**BRIEF:** Within the records that follow, find every line containing the string "Interval". Copy those lines.

**ENTRIES:**
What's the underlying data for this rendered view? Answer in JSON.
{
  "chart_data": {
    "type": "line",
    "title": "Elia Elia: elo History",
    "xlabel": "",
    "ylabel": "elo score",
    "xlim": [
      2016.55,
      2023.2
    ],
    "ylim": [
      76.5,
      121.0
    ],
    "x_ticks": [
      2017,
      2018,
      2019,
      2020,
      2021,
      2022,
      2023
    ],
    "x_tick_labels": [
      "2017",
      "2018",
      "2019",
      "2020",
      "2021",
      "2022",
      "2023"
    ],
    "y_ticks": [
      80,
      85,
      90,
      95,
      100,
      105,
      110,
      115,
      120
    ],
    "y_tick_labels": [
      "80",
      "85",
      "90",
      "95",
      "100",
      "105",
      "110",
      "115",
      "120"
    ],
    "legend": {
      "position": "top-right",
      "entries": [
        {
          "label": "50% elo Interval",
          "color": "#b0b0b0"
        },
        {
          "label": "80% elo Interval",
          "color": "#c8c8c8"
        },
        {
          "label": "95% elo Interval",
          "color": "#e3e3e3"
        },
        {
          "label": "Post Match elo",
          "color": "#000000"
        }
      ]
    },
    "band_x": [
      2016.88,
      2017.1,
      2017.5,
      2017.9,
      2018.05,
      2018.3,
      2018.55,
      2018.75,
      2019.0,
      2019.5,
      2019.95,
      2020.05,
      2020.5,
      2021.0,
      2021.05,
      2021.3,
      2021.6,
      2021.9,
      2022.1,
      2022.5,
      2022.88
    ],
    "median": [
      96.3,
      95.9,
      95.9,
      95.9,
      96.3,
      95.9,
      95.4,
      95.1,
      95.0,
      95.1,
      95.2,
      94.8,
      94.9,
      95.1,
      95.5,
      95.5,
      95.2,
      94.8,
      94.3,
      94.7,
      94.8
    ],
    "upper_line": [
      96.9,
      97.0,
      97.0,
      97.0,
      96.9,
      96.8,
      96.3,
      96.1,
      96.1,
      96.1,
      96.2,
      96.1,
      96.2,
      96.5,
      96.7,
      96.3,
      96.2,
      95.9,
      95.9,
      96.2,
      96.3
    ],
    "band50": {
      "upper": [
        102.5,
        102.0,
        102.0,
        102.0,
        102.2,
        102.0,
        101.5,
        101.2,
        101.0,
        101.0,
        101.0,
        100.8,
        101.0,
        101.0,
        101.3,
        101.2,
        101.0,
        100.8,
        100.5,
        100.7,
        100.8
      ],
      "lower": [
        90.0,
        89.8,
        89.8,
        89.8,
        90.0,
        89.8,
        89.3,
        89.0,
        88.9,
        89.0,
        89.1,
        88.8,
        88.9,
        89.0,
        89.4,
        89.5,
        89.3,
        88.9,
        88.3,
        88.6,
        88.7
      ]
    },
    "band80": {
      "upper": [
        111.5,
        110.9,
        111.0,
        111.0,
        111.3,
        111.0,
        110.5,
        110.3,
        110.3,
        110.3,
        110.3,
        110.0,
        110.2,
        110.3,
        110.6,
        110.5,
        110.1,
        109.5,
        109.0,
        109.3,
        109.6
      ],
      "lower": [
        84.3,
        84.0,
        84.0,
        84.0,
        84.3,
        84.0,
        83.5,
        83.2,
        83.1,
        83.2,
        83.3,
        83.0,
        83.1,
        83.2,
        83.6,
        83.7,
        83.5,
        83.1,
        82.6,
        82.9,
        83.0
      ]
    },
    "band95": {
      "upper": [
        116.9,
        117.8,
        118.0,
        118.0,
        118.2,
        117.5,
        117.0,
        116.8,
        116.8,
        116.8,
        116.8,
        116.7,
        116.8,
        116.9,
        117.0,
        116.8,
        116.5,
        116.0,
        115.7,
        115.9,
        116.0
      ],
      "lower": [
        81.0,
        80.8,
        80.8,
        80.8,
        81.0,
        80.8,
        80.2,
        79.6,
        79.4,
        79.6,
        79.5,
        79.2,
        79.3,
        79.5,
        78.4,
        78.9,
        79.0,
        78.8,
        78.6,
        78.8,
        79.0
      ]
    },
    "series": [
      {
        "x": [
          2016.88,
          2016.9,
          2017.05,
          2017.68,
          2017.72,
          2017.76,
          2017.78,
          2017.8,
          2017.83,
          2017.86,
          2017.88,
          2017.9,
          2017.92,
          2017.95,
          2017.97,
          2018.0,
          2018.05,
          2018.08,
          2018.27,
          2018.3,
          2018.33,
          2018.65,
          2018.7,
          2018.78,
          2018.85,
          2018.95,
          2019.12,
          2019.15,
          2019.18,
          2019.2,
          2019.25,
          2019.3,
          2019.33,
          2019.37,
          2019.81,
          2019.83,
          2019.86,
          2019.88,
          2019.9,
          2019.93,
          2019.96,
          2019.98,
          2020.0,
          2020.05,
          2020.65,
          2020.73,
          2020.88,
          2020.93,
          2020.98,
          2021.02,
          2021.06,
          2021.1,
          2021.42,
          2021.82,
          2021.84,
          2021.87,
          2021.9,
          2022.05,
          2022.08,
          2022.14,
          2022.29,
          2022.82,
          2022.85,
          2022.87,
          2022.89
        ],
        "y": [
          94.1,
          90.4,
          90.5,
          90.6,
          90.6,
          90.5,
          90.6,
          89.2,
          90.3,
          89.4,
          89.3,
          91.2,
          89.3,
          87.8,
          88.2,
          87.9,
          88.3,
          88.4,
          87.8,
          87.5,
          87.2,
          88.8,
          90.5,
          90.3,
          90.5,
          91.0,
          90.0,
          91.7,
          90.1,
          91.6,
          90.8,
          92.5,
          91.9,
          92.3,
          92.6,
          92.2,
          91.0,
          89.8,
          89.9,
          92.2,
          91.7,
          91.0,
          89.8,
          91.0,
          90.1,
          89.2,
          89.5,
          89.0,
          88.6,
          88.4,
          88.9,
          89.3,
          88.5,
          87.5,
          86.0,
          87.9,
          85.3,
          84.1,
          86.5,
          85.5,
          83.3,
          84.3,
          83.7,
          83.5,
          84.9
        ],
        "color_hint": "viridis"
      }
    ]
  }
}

**FINISHED TASK:**
          "label": "50% elo Interval",
          "label": "80% elo Interval",
          "label": "95% elo Interval",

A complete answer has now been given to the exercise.